| Required task |
Copy, from the entries below, each line where the word "subtitle" can be found.
___ Exercise data ___
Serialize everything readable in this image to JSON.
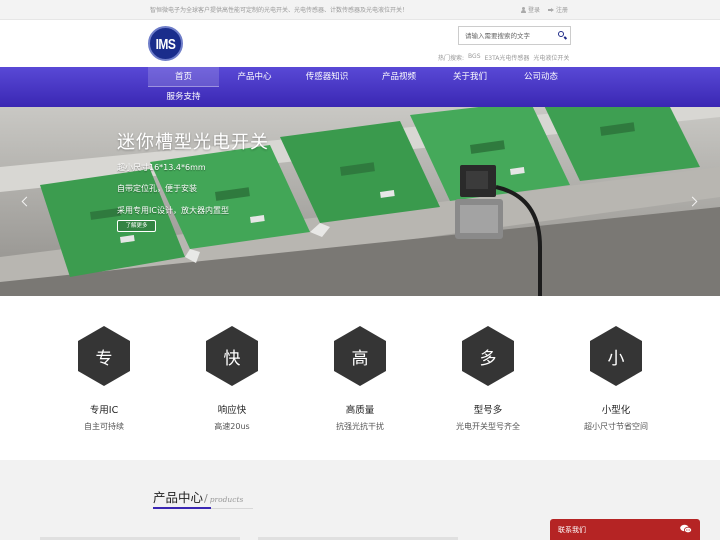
{
  "topbar": {
    "message": "智恒微电子为全球客户提供高性能可定制的光电开关、光电传感器、计数传感器及光电液位开关！",
    "login": "登录",
    "register": "注册"
  },
  "header": {
    "logo_text": "IMS",
    "search_placeholder": "请输入需要搜索的文字",
    "hot_label": "热门搜索:",
    "hot_words": [
      "BGS",
      "E3TA光电传感器",
      "光电液位开关"
    ]
  },
  "nav": {
    "items": [
      "首页",
      "产品中心",
      "传感器知识",
      "产品视频",
      "关于我们",
      "公司动态",
      "服务支持"
    ],
    "active_index": 0
  },
  "hero": {
    "title": "迷你槽型光电开关",
    "lines": [
      "超小尺寸16*13.4*6mm",
      "自带定位孔，便于安装",
      "采用专用IC设计，放大器内置型"
    ],
    "more_button": "了解更多"
  },
  "features": [
    {
      "icon_char": "专",
      "title": "专用IC",
      "subtitle": "自主可持续"
    },
    {
      "icon_char": "快",
      "title": "响应快",
      "subtitle": "高速20us"
    },
    {
      "icon_char": "高",
      "title": "高质量",
      "subtitle": "抗强光抗干扰"
    },
    {
      "icon_char": "多",
      "title": "型号多",
      "subtitle": "光电开关型号齐全"
    },
    {
      "icon_char": "小",
      "title": "小型化",
      "subtitle": "超小尺寸节省空间"
    }
  ],
  "products": {
    "heading": "产品中心",
    "slash": "/",
    "heading_en": "products"
  },
  "contact": {
    "label": "联系我们",
    "icon": "chat-bubbles-icon"
  },
  "colors": {
    "nav_top": "#5949d6",
    "nav_bottom": "#3a27b3",
    "logo": "#1a2d8c",
    "hex": "#353535",
    "contact": "#b52424"
  }
}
___
| The response |
      "subtitle": "自主可持续"
      "subtitle": "高速20us"
      "subtitle": "抗强光抗干扰"
      "subtitle": "光电开关型号齐全"
      "subtitle": "超小尺寸节省空间"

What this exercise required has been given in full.